[PROBLEM DETAILS]: Would you pull out every line of the material that contains the string "title"?

— Start of SUPPLIED MATERIAL —

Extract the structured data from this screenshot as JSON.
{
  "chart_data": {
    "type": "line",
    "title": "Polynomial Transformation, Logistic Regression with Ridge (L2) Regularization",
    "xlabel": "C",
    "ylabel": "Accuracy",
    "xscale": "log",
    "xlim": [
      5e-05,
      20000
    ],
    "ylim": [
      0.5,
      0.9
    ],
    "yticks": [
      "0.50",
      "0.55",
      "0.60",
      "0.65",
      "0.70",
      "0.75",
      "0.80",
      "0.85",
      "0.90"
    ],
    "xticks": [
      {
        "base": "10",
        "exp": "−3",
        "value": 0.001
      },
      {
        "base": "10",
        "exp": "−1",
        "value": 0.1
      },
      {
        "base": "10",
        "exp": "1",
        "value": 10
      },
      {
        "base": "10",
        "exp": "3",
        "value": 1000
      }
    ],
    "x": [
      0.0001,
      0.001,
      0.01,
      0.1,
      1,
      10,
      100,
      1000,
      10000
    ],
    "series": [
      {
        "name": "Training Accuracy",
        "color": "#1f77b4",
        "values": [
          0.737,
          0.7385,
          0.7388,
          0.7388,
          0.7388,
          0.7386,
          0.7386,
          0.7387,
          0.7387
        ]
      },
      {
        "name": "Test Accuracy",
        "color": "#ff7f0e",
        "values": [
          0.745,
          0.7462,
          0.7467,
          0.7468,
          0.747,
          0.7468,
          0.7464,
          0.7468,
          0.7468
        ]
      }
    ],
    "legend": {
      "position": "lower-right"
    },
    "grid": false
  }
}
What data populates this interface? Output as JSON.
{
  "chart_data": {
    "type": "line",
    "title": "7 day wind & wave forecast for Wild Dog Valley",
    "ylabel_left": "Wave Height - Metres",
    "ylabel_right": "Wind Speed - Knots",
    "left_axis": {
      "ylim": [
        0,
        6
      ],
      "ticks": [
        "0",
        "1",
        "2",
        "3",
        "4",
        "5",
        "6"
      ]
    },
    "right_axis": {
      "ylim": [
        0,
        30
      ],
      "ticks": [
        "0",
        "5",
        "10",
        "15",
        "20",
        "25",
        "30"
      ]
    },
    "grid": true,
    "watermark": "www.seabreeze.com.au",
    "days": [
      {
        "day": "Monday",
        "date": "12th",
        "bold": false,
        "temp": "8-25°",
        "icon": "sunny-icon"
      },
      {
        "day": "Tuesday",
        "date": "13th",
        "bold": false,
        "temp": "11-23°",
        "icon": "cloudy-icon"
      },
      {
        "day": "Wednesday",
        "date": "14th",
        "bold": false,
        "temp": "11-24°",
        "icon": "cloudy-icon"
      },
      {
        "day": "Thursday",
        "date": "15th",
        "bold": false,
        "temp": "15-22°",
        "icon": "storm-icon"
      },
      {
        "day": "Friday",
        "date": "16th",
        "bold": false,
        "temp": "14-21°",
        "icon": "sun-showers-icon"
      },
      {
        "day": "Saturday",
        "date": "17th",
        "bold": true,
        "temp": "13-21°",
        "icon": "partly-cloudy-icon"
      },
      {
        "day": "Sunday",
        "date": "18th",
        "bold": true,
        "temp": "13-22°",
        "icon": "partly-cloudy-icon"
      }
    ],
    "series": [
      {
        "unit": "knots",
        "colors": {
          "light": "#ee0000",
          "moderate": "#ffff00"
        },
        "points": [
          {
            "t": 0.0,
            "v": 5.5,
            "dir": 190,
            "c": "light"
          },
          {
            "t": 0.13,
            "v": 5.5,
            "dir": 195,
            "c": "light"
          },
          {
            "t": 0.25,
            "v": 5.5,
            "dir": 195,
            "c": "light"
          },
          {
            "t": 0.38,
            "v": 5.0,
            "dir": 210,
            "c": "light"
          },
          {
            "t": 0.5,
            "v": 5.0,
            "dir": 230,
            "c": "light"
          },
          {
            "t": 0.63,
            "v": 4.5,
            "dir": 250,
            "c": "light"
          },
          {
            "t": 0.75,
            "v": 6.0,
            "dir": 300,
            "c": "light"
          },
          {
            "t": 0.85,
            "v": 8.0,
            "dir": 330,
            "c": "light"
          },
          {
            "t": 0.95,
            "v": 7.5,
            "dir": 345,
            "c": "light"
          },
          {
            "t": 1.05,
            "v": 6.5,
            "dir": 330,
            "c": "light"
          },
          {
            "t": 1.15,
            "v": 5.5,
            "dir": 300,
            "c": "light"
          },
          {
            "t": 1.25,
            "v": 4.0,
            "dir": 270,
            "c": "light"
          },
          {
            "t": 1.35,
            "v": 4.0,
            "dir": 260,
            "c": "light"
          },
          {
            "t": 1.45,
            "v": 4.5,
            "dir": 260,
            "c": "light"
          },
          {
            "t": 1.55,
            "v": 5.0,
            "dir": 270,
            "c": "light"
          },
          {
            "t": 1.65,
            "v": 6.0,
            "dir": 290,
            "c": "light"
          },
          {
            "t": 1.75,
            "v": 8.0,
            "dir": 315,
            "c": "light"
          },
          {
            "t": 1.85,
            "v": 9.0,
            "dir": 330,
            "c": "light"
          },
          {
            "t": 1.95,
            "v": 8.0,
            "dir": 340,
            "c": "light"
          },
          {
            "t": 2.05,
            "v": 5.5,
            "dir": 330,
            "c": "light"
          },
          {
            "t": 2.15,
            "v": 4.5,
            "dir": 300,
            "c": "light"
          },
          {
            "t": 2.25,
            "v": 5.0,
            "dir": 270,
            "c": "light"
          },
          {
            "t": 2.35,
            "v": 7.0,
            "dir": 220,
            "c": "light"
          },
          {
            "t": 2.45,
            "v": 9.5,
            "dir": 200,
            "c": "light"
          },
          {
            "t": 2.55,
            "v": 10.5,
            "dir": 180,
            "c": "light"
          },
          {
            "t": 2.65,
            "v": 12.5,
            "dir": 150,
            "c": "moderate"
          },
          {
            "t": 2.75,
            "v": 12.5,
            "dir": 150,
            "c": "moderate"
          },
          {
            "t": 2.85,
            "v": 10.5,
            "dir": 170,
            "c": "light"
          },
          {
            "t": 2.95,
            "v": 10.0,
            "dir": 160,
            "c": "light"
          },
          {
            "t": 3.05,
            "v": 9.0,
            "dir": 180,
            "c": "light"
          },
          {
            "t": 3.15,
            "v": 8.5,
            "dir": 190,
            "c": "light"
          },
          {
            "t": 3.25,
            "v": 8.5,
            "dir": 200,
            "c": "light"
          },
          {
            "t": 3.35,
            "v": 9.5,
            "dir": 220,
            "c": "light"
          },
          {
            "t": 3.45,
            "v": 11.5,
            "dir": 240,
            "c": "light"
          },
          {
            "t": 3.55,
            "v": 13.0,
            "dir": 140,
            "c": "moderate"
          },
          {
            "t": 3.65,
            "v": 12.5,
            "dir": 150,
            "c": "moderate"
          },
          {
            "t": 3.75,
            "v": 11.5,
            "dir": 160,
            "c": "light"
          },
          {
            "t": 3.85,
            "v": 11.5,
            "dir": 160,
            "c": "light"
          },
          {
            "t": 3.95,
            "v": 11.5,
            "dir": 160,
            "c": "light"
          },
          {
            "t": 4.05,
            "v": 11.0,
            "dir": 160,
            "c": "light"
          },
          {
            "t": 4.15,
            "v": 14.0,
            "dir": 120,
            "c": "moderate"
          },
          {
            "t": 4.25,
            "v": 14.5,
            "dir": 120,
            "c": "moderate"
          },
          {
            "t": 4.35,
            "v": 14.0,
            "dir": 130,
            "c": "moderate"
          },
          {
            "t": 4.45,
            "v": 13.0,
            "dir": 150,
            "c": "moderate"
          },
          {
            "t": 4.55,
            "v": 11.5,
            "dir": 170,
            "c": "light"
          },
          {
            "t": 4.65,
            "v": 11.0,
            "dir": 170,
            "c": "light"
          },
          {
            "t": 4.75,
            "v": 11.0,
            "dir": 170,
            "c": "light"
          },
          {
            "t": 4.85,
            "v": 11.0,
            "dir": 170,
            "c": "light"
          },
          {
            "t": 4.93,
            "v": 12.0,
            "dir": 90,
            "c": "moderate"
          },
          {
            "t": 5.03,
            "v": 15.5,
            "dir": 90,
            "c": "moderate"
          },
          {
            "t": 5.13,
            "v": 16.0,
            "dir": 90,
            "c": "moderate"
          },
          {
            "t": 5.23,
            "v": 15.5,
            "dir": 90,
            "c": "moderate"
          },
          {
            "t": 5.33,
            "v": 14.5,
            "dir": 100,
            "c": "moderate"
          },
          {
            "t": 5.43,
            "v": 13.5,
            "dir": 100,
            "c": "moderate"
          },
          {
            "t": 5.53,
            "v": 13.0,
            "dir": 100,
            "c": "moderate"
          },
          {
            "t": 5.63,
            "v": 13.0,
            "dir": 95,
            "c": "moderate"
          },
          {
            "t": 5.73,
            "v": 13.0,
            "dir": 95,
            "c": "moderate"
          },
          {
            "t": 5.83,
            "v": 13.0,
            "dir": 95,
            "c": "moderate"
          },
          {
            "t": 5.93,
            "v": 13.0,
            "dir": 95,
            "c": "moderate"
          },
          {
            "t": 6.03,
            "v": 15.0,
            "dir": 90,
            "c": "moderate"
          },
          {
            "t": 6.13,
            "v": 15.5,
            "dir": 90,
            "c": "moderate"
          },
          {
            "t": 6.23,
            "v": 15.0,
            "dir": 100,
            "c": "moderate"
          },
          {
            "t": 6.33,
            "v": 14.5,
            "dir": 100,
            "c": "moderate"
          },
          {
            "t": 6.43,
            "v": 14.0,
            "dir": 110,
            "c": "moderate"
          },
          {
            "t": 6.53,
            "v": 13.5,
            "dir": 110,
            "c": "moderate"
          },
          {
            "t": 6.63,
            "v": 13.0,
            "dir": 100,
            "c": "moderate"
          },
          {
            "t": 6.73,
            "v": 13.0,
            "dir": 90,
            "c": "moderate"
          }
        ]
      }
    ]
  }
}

— End of SUPPLIED MATERIAL —

[EXPECTED ANSWER]:
    "title": "Polynomial Transformation, Logistic Regression with Ridge (L2) Regularization",
    "title": "7 day wind & wave forecast for Wild Dog Valley",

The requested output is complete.